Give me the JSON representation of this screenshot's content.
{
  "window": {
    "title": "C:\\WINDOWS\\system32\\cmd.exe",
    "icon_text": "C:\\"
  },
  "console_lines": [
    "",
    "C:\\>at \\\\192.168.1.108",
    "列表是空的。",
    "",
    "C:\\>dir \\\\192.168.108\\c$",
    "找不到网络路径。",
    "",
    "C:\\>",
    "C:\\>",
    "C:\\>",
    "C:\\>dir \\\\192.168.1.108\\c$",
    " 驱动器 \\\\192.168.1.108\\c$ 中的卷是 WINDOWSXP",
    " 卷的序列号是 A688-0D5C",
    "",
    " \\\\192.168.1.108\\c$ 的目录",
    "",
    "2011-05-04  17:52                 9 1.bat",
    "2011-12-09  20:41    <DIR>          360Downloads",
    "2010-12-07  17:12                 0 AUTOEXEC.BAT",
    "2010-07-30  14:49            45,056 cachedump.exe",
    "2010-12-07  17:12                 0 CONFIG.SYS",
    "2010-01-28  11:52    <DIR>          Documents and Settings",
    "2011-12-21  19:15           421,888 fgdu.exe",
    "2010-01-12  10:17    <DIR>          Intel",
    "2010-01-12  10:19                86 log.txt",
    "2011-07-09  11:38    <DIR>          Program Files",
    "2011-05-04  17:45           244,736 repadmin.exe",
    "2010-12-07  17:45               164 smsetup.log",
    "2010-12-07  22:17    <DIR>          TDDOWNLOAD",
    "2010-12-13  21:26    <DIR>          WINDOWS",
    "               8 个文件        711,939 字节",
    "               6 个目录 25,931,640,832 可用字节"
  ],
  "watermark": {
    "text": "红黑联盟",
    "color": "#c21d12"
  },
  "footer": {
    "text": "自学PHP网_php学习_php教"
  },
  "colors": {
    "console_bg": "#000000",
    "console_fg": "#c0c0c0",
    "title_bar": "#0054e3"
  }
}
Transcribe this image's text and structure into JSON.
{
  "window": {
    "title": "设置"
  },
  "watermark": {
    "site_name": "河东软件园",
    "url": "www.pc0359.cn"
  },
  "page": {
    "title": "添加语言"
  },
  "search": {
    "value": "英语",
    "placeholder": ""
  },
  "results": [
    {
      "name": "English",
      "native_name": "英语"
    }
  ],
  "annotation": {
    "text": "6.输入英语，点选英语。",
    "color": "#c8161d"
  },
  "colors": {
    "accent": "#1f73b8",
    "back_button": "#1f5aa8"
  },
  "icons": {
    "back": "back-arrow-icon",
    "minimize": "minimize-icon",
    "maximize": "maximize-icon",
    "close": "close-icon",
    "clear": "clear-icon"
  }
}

Instructions to follow: Reproduce exactly the lines from the one containing "Transcribe this image's" through the last line of the records above, including both, and nothing else.

Correct result:
Transcribe this image's text and structure into JSON.
{
  "window": {
    "title": "设置"
  },
  "watermark": {
    "site_name": "河东软件园",
    "url": "www.pc0359.cn"
  },
  "page": {
    "title": "添加语言"
  },
  "search": {
    "value": "英语",
    "placeholder": ""
  },
  "results": [
    {
      "name": "English",
      "native_name": "英语"
    }
  ],
  "annotation": {
    "text": "6.输入英语，点选英语。",
    "color": "#c8161d"
  },
  "colors": {
    "accent": "#1f73b8",
    "back_button": "#1f5aa8"
  },
  "icons": {
    "back": "back-arrow-icon",
    "minimize": "minimize-icon",
    "maximize": "maximize-icon",
    "close": "close-icon",
    "clear": "clear-icon"
  }
}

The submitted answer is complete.